(Figure content listings)
.....

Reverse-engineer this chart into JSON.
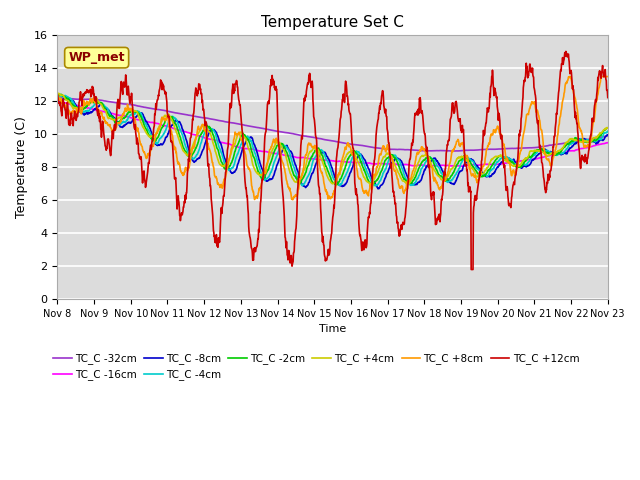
{
  "title": "Temperature Set C",
  "xlabel": "Time",
  "ylabel": "Temperature (C)",
  "ylim": [
    0,
    16
  ],
  "xlim": [
    0,
    15
  ],
  "x_tick_labels": [
    "Nov 8",
    "Nov 9",
    "Nov 10",
    "Nov 11",
    "Nov 12",
    "Nov 13",
    "Nov 14",
    "Nov 15",
    "Nov 16",
    "Nov 17",
    "Nov 18",
    "Nov 19",
    "Nov 20",
    "Nov 21",
    "Nov 22",
    "Nov 23"
  ],
  "wp_met_label": "WP_met",
  "wp_met_color": "#8B0000",
  "wp_met_bg": "#FFFF99",
  "background_color": "#DCDCDC",
  "series": [
    {
      "label": "TC_C -32cm",
      "color": "#9933CC"
    },
    {
      "label": "TC_C -16cm",
      "color": "#FF00FF"
    },
    {
      "label": "TC_C -8cm",
      "color": "#0000CC"
    },
    {
      "label": "TC_C -4cm",
      "color": "#00CCCC"
    },
    {
      "label": "TC_C -2cm",
      "color": "#00CC00"
    },
    {
      "label": "TC_C +4cm",
      "color": "#CCCC00"
    },
    {
      "label": "TC_C +8cm",
      "color": "#FF9900"
    },
    {
      "label": "TC_C +12cm",
      "color": "#CC0000"
    }
  ]
}
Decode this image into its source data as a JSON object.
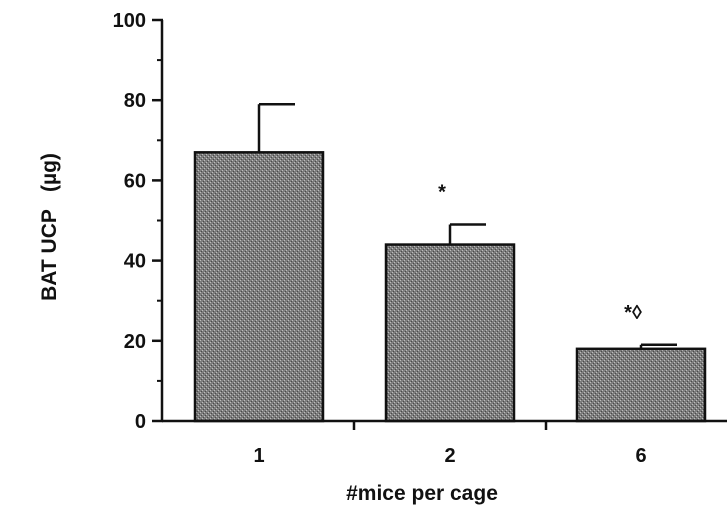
{
  "chart_data": {
    "type": "bar",
    "categories": [
      "1",
      "2",
      "6"
    ],
    "values": [
      67,
      44,
      18
    ],
    "error_bars": [
      12,
      5,
      1
    ],
    "annotations": [
      "",
      "*",
      "*◊"
    ],
    "xlabel": "#mice per cage",
    "ylabel": "BAT UCP   (µg)",
    "ylim": [
      0,
      100
    ],
    "yticks": [
      "0",
      "20",
      "40",
      "60",
      "80",
      "100"
    ],
    "grid": false,
    "colors": {
      "bar_fill": "#7d7d7d",
      "bar_stroke": "#111111",
      "axis": "#111111"
    }
  }
}
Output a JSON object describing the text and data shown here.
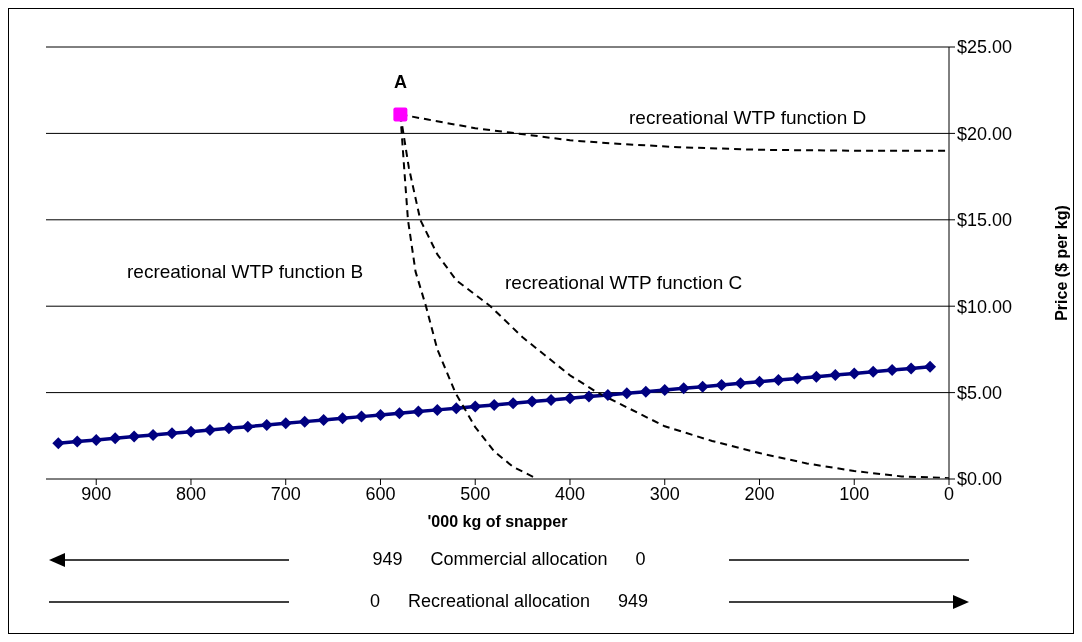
{
  "chart_data": {
    "type": "line",
    "xlabel": "'000 kg of snapper",
    "ylabel": "Price ($ per kg)",
    "xlim": [
      953,
      0
    ],
    "xticks": [
      900,
      800,
      700,
      600,
      500,
      400,
      300,
      200,
      100,
      0
    ],
    "ylim": [
      0,
      25
    ],
    "yticks": [
      {
        "value": 0,
        "label": "$0.00"
      },
      {
        "value": 5,
        "label": "$5.00"
      },
      {
        "value": 10,
        "label": "$10.00"
      },
      {
        "value": 15,
        "label": "$15.00"
      },
      {
        "value": 20,
        "label": "$20.00"
      },
      {
        "value": 25,
        "label": "$25.00"
      }
    ],
    "grid": "y",
    "series": [
      {
        "color": "#000080",
        "marker": "diamond",
        "line_style": "solid",
        "x": [
          940,
          920,
          900,
          880,
          860,
          840,
          820,
          800,
          780,
          760,
          740,
          720,
          700,
          680,
          660,
          640,
          620,
          600,
          580,
          560,
          540,
          520,
          500,
          480,
          460,
          440,
          420,
          400,
          380,
          360,
          340,
          320,
          300,
          280,
          260,
          240,
          220,
          200,
          180,
          160,
          140,
          120,
          100,
          80,
          60,
          40,
          20
        ],
        "values": [
          2.07,
          2.17,
          2.26,
          2.36,
          2.46,
          2.55,
          2.65,
          2.74,
          2.84,
          2.94,
          3.03,
          3.13,
          3.23,
          3.32,
          3.42,
          3.51,
          3.61,
          3.71,
          3.8,
          3.9,
          4.0,
          4.09,
          4.19,
          4.28,
          4.38,
          4.48,
          4.57,
          4.67,
          4.77,
          4.86,
          4.96,
          5.05,
          5.15,
          5.25,
          5.34,
          5.44,
          5.54,
          5.63,
          5.73,
          5.82,
          5.92,
          6.02,
          6.11,
          6.21,
          6.31,
          6.4,
          6.5
        ]
      },
      {
        "name": "recreational WTP function B",
        "color": "#000000",
        "marker": "none",
        "line_style": "dashed",
        "x": [
          579,
          575,
          571,
          563,
          552,
          540,
          521,
          500,
          480,
          460,
          438
        ],
        "values": [
          21.1,
          18,
          15,
          12,
          10,
          7.5,
          5,
          3,
          1.6,
          0.7,
          0.1
        ]
      },
      {
        "name": "recreational WTP function C",
        "color": "#000000",
        "marker": "none",
        "line_style": "dashed",
        "x": [
          579,
          570,
          558,
          540,
          520,
          484,
          450,
          400,
          371,
          300,
          250,
          200,
          150,
          100,
          50,
          0
        ],
        "values": [
          21.1,
          18,
          15,
          13,
          11.5,
          10,
          8.2,
          6,
          5,
          3.05,
          2.2,
          1.5,
          0.9,
          0.46,
          0.15,
          0.05
        ]
      },
      {
        "name": "recreational WTP function D",
        "color": "#000000",
        "marker": "none",
        "line_style": "dashed",
        "x": [
          579,
          550,
          500,
          456,
          400,
          350,
          285,
          200,
          100,
          0
        ],
        "values": [
          21.1,
          20.8,
          20.3,
          20.0,
          19.6,
          19.4,
          19.2,
          19.05,
          19.0,
          19.0
        ]
      },
      {
        "type": "scatter",
        "name": "A",
        "color": "#ff00ff",
        "marker": "square",
        "x": [
          579
        ],
        "values": [
          21.1
        ]
      }
    ],
    "annotations": [
      "949",
      "Commercial allocation",
      "0",
      "0",
      "Recreational allocation",
      "949"
    ]
  }
}
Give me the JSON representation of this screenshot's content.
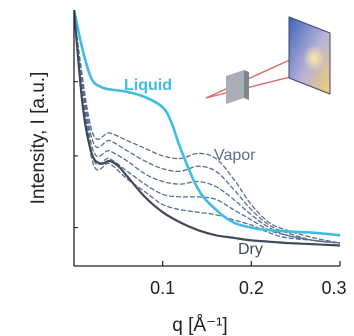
{
  "chart_data": {
    "type": "line",
    "title": "",
    "xlabel": "q [Å⁻¹]",
    "ylabel": "Intensity, I [a.u.]",
    "xlim": [
      0.0,
      0.3
    ],
    "ylim": [
      0,
      1
    ],
    "y_tick_labels_shown": false,
    "x_ticks": [
      {
        "value": 0.1,
        "label": "0.1"
      },
      {
        "value": 0.2,
        "label": "0.2"
      },
      {
        "value": 0.3,
        "label": "0.3"
      }
    ],
    "y_ticks": [
      0.15,
      0.43,
      0.72
    ],
    "grid": false,
    "series": [
      {
        "name": "Liquid",
        "color": "#3fbbe8",
        "style": "solid",
        "x": [
          0.0,
          0.01,
          0.02,
          0.03,
          0.04,
          0.06,
          0.08,
          0.1,
          0.11,
          0.12,
          0.14,
          0.16,
          0.18,
          0.2,
          0.22,
          0.24,
          0.27,
          0.3
        ],
        "y": [
          1.0,
          0.84,
          0.73,
          0.7,
          0.69,
          0.68,
          0.66,
          0.62,
          0.56,
          0.46,
          0.3,
          0.22,
          0.17,
          0.15,
          0.14,
          0.135,
          0.13,
          0.12
        ]
      },
      {
        "name": "Vapor",
        "color": "#5a6e90",
        "style": "dashed",
        "x": [
          0.0,
          0.02,
          0.04,
          0.06,
          0.08,
          0.1,
          0.12,
          0.14,
          0.16,
          0.18,
          0.2,
          0.22,
          0.24,
          0.27,
          0.3
        ],
        "y": [
          0.98,
          0.53,
          0.52,
          0.49,
          0.46,
          0.43,
          0.42,
          0.44,
          0.42,
          0.34,
          0.24,
          0.17,
          0.14,
          0.11,
          0.09
        ]
      },
      {
        "name": "",
        "color": "#5a6e90",
        "style": "dashed",
        "x": [
          0.0,
          0.02,
          0.04,
          0.06,
          0.08,
          0.1,
          0.12,
          0.14,
          0.16,
          0.18,
          0.2,
          0.22,
          0.24,
          0.27,
          0.3
        ],
        "y": [
          0.98,
          0.5,
          0.49,
          0.45,
          0.41,
          0.38,
          0.37,
          0.39,
          0.37,
          0.3,
          0.22,
          0.16,
          0.13,
          0.1,
          0.09
        ]
      },
      {
        "name": "",
        "color": "#5a6e90",
        "style": "dashed",
        "x": [
          0.0,
          0.02,
          0.04,
          0.06,
          0.08,
          0.1,
          0.12,
          0.14,
          0.16,
          0.18,
          0.2,
          0.22,
          0.24,
          0.27,
          0.3
        ],
        "y": [
          0.98,
          0.47,
          0.45,
          0.41,
          0.36,
          0.33,
          0.32,
          0.33,
          0.31,
          0.26,
          0.2,
          0.15,
          0.12,
          0.1,
          0.09
        ]
      },
      {
        "name": "",
        "color": "#5a6e90",
        "style": "dashed",
        "x": [
          0.0,
          0.02,
          0.04,
          0.06,
          0.08,
          0.1,
          0.12,
          0.14,
          0.16,
          0.18,
          0.2,
          0.22,
          0.24,
          0.27,
          0.3
        ],
        "y": [
          0.98,
          0.44,
          0.42,
          0.37,
          0.32,
          0.28,
          0.27,
          0.27,
          0.26,
          0.22,
          0.18,
          0.14,
          0.12,
          0.1,
          0.09
        ]
      },
      {
        "name": "",
        "color": "#5a6e90",
        "style": "dashed",
        "x": [
          0.0,
          0.02,
          0.04,
          0.06,
          0.08,
          0.1,
          0.12,
          0.14,
          0.16,
          0.18,
          0.2,
          0.22,
          0.24,
          0.27,
          0.3
        ],
        "y": [
          0.98,
          0.42,
          0.4,
          0.34,
          0.29,
          0.24,
          0.22,
          0.21,
          0.2,
          0.18,
          0.16,
          0.13,
          0.11,
          0.1,
          0.09
        ]
      },
      {
        "name": "Dry",
        "color": "#3f4a5a",
        "style": "solid",
        "x": [
          0.0,
          0.01,
          0.02,
          0.03,
          0.04,
          0.05,
          0.06,
          0.08,
          0.1,
          0.12,
          0.14,
          0.16,
          0.18,
          0.2,
          0.22,
          0.24,
          0.27,
          0.3
        ],
        "y": [
          1.0,
          0.62,
          0.44,
          0.4,
          0.41,
          0.39,
          0.35,
          0.27,
          0.21,
          0.17,
          0.14,
          0.12,
          0.11,
          0.1,
          0.095,
          0.09,
          0.085,
          0.08
        ]
      }
    ],
    "annotations": [
      {
        "text": "Liquid",
        "color": "#3fbbe8"
      },
      {
        "text": "Vapor",
        "color": "#5a6e90"
      },
      {
        "text": "Dry",
        "color": "#3f4a5a"
      }
    ]
  }
}
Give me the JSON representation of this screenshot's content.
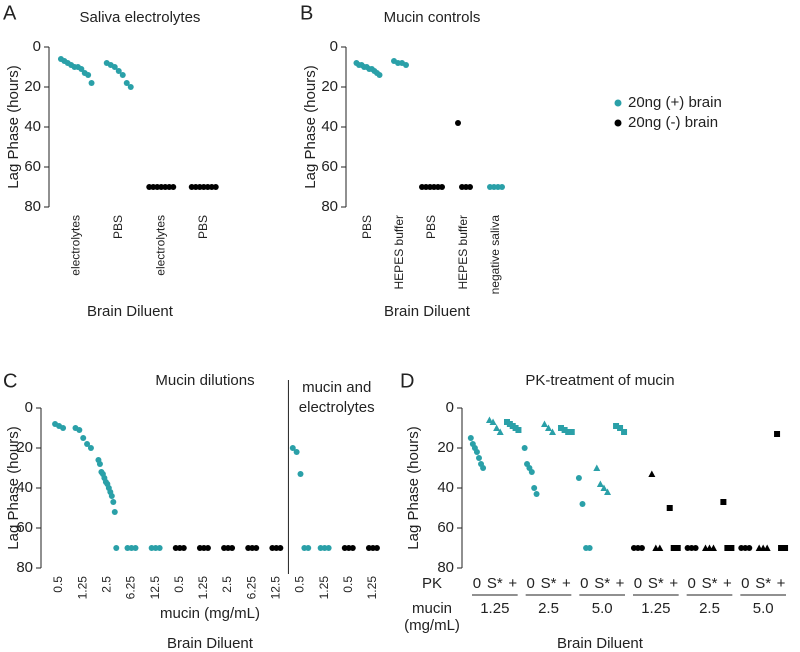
{
  "chart_data": [
    {
      "type": "strip",
      "panel": "A",
      "title": "Saliva electrolytes",
      "ylabel": "Lag Phase (hours)",
      "xlabel": "Brain Diluent",
      "categories": [
        "electrolytes",
        "PBS",
        "electrolytes",
        "PBS"
      ],
      "ylim": [
        0,
        80
      ],
      "y_inverted": true,
      "yticks": [
        0,
        20,
        40,
        60,
        80
      ],
      "series": [
        {
          "color": "#2aa0a8",
          "marker": "circle",
          "values": [
            [
              6,
              7,
              8,
              9,
              10,
              10,
              11,
              13,
              14,
              18
            ],
            [
              8,
              9,
              10,
              12,
              14,
              18,
              20
            ],
            null,
            null
          ]
        },
        {
          "color": "#000000",
          "marker": "circle",
          "values": [
            null,
            null,
            [
              70,
              70,
              70,
              70,
              70,
              70,
              70
            ],
            [
              70,
              70,
              70,
              70,
              70,
              70,
              70
            ]
          ]
        }
      ]
    },
    {
      "type": "strip",
      "panel": "B",
      "title": "Mucin controls",
      "ylabel": "Lag Phase (hours)",
      "xlabel": "Brain Diluent",
      "categories": [
        "PBS",
        "HEPES buffer",
        "PBS",
        "HEPES buffer",
        "negative saliva"
      ],
      "ylim": [
        0,
        80
      ],
      "y_inverted": true,
      "yticks": [
        0,
        20,
        40,
        60,
        80
      ],
      "series": [
        {
          "name": "20ng (+) brain",
          "color": "#2aa0a8",
          "marker": "circle",
          "values": [
            [
              8,
              9,
              9,
              10,
              10,
              11,
              11,
              12,
              13,
              14
            ],
            [
              7,
              8,
              8,
              9
            ],
            null,
            null,
            [
              70,
              70,
              70,
              70
            ]
          ]
        },
        {
          "name": "20ng (-) brain",
          "color": "#000000",
          "marker": "circle",
          "values": [
            null,
            null,
            [
              70,
              70,
              70,
              70,
              70,
              70
            ],
            [
              38,
              70,
              70,
              70
            ],
            null
          ]
        }
      ]
    },
    {
      "type": "strip",
      "panel": "C",
      "title": "Mucin dilutions",
      "ylabel": "Lag Phase (hours)",
      "xlabel": "mucin (mg/mL)",
      "xlabel2": "Brain Diluent",
      "annotation": [
        "mucin and",
        "electrolytes"
      ],
      "divider_before": 10,
      "categories": [
        "0.5",
        "1.25",
        "2.5",
        "6.25",
        "12.5",
        "0.5",
        "1.25",
        "2.5",
        "6.25",
        "12.5",
        "0.5",
        "1.25",
        "0.5",
        "1.25"
      ],
      "ylim": [
        0,
        80
      ],
      "y_inverted": true,
      "yticks": [
        0,
        20,
        40,
        60,
        80
      ],
      "series": [
        {
          "color": "#2aa0a8",
          "marker": "circle",
          "values": [
            [
              8,
              9,
              10
            ],
            [
              10,
              11,
              15,
              18,
              20
            ],
            [
              26,
              28,
              32,
              33,
              35,
              37,
              38,
              40,
              42,
              44,
              47,
              52,
              70
            ],
            [
              70,
              70,
              70
            ],
            [
              70,
              70,
              70
            ],
            null,
            null,
            null,
            null,
            null,
            [
              20,
              22,
              33,
              70,
              70
            ],
            [
              70,
              70,
              70
            ],
            null,
            null
          ]
        },
        {
          "color": "#000000",
          "marker": "circle",
          "values": [
            null,
            null,
            null,
            null,
            null,
            [
              70,
              70,
              70
            ],
            [
              70,
              70,
              70
            ],
            [
              70,
              70,
              70
            ],
            [
              70,
              70,
              70
            ],
            [
              70,
              70,
              70
            ],
            null,
            null,
            [
              70,
              70,
              70
            ],
            [
              70,
              70,
              70
            ]
          ]
        }
      ]
    },
    {
      "type": "strip",
      "panel": "D",
      "title": "PK-treatment of mucin",
      "ylabel": "Lag Phase (hours)",
      "xlabel": "Brain Diluent",
      "row_label": "PK",
      "group_label": [
        "mucin",
        "(mg/mL)"
      ],
      "groups": [
        {
          "label": "1.25",
          "size": 3
        },
        {
          "label": "2.5",
          "size": 3
        },
        {
          "label": "5.0",
          "size": 3
        },
        {
          "label": "1.25",
          "size": 3
        },
        {
          "label": "2.5",
          "size": 3
        },
        {
          "label": "5.0",
          "size": 3
        }
      ],
      "categories": [
        "0",
        "S*",
        "+",
        "0",
        "S*",
        "+",
        "0",
        "S*",
        "+",
        "0",
        "S*",
        "+",
        "0",
        "S*",
        "+",
        "0",
        "S*",
        "+"
      ],
      "ylim": [
        0,
        80
      ],
      "y_inverted": true,
      "yticks": [
        0,
        20,
        40,
        60,
        80
      ],
      "series": [
        {
          "color": "#2aa0a8",
          "marker": "circle",
          "values": [
            [
              15,
              18,
              20,
              22,
              25,
              28,
              30
            ],
            null,
            null,
            [
              20,
              28,
              30,
              32,
              40,
              43
            ],
            null,
            null,
            [
              35,
              48,
              70,
              70
            ],
            null,
            null,
            null,
            null,
            null,
            null,
            null,
            null,
            null,
            null,
            null
          ]
        },
        {
          "color": "#2aa0a8",
          "marker": "triangle",
          "values": [
            null,
            [
              6,
              7,
              10,
              12
            ],
            null,
            null,
            [
              8,
              10,
              12
            ],
            null,
            null,
            [
              30,
              38,
              40,
              42
            ],
            null,
            null,
            null,
            null,
            null,
            null,
            null,
            null,
            null,
            null
          ]
        },
        {
          "color": "#2aa0a8",
          "marker": "square",
          "values": [
            null,
            null,
            [
              7,
              8,
              9,
              10,
              11
            ],
            null,
            null,
            [
              10,
              11,
              12,
              12
            ],
            null,
            null,
            [
              9,
              10,
              12
            ],
            null,
            null,
            null,
            null,
            null,
            null,
            null,
            null,
            null
          ]
        },
        {
          "color": "#000000",
          "marker": "circle",
          "values": [
            null,
            null,
            null,
            null,
            null,
            null,
            null,
            null,
            null,
            [
              70,
              70,
              70
            ],
            null,
            null,
            [
              70,
              70,
              70
            ],
            null,
            null,
            [
              70,
              70,
              70
            ],
            null,
            null
          ]
        },
        {
          "color": "#000000",
          "marker": "triangle",
          "values": [
            null,
            null,
            null,
            null,
            null,
            null,
            null,
            null,
            null,
            null,
            [
              33,
              70,
              70
            ],
            null,
            null,
            [
              70,
              70,
              70
            ],
            null,
            null,
            [
              70,
              70,
              70
            ],
            null
          ]
        },
        {
          "color": "#000000",
          "marker": "square",
          "values": [
            null,
            null,
            null,
            null,
            null,
            null,
            null,
            null,
            null,
            null,
            null,
            [
              50,
              70,
              70
            ],
            null,
            null,
            [
              47,
              70,
              70
            ],
            null,
            null,
            [
              13,
              70,
              70
            ]
          ]
        }
      ]
    }
  ]
}
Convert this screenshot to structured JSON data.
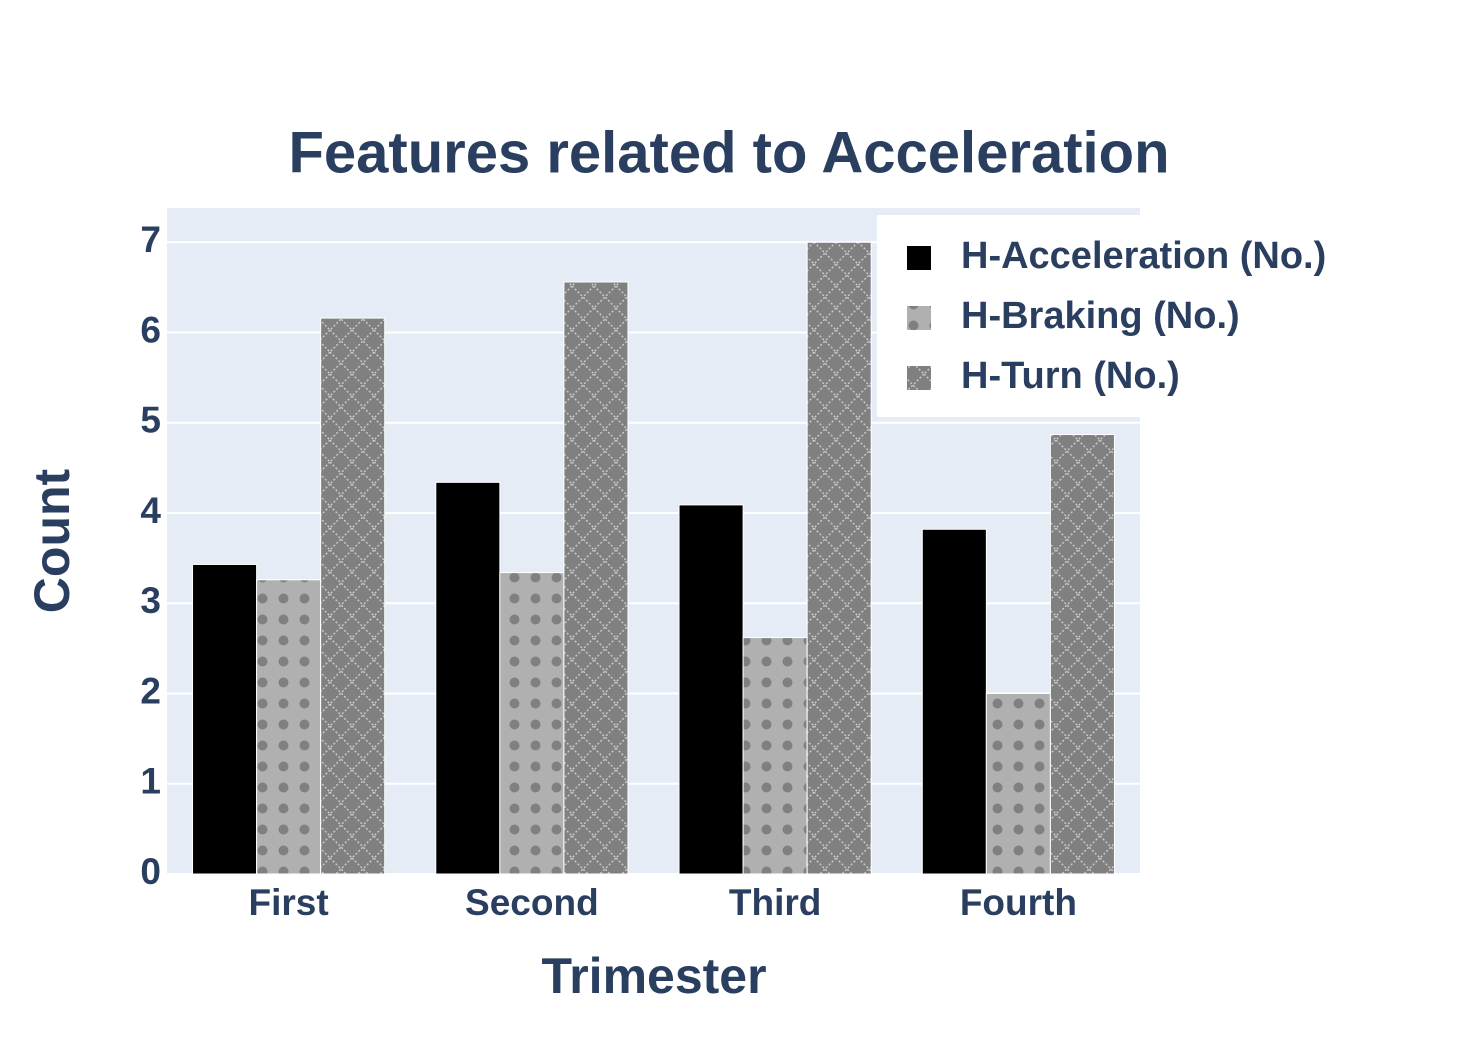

.....

Find all lines holding the string "function" and copy them.

        "name": "recreational WTP function B",
        "name": "recreational WTP function C",
        "name": "recreational WTP function D",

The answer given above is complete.